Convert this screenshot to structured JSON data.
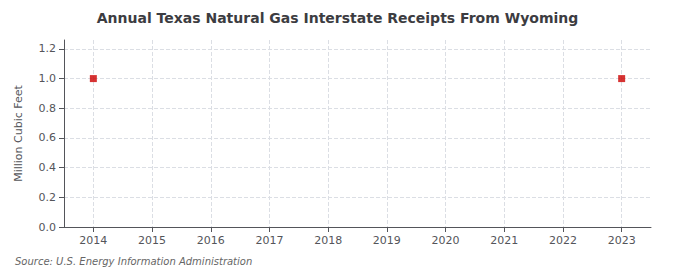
{
  "chart_data": {
    "type": "scatter",
    "title": "Annual Texas Natural Gas Interstate Receipts From Wyoming",
    "ylabel": "Million Cubic Feet",
    "annotations": [
      "Source: U.S. Energy Information Administration"
    ],
    "x": [
      2014,
      2023
    ],
    "values": [
      1.0,
      1.0
    ],
    "xlim": [
      2013.5,
      2023.5
    ],
    "xticks": [
      2014,
      2015,
      2016,
      2017,
      2018,
      2019,
      2020,
      2021,
      2022,
      2023
    ],
    "ylim": [
      0.0,
      1.26
    ],
    "yticks": [
      {
        "value": 0,
        "label": "0.0"
      },
      0.2,
      0.4,
      0.6,
      0.8,
      {
        "value": 1,
        "label": "1.0"
      },
      1.2
    ],
    "color": "#cc0000",
    "marker": "square",
    "grid": true
  }
}
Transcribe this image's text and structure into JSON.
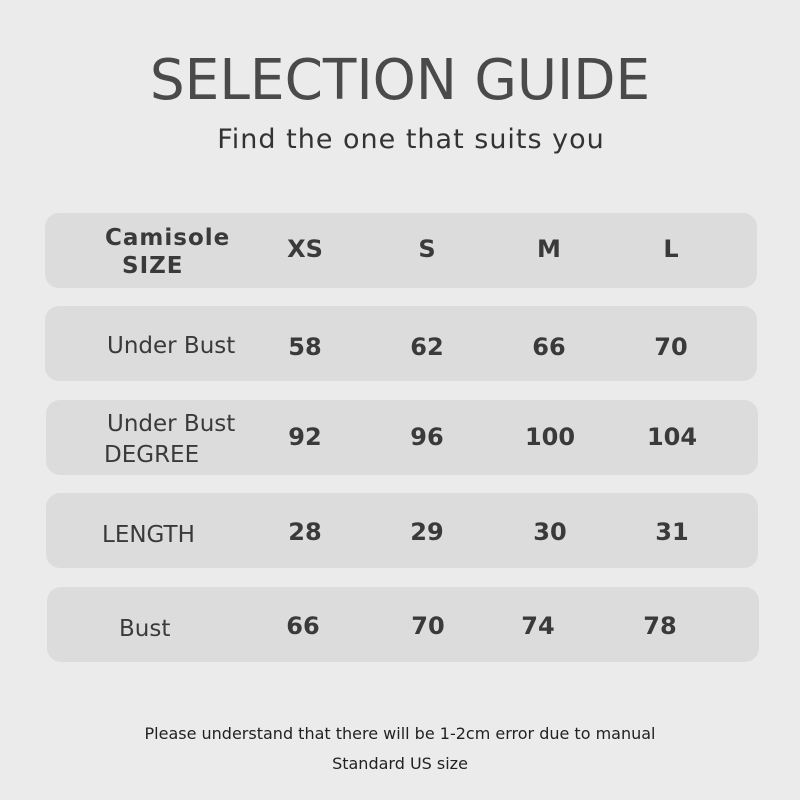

Task: From the entries above, copy out every line where the string "this" appears.

Task response:
Convert this screenshot to structured JSON data.
Transcribe this image's text and structure into JSON.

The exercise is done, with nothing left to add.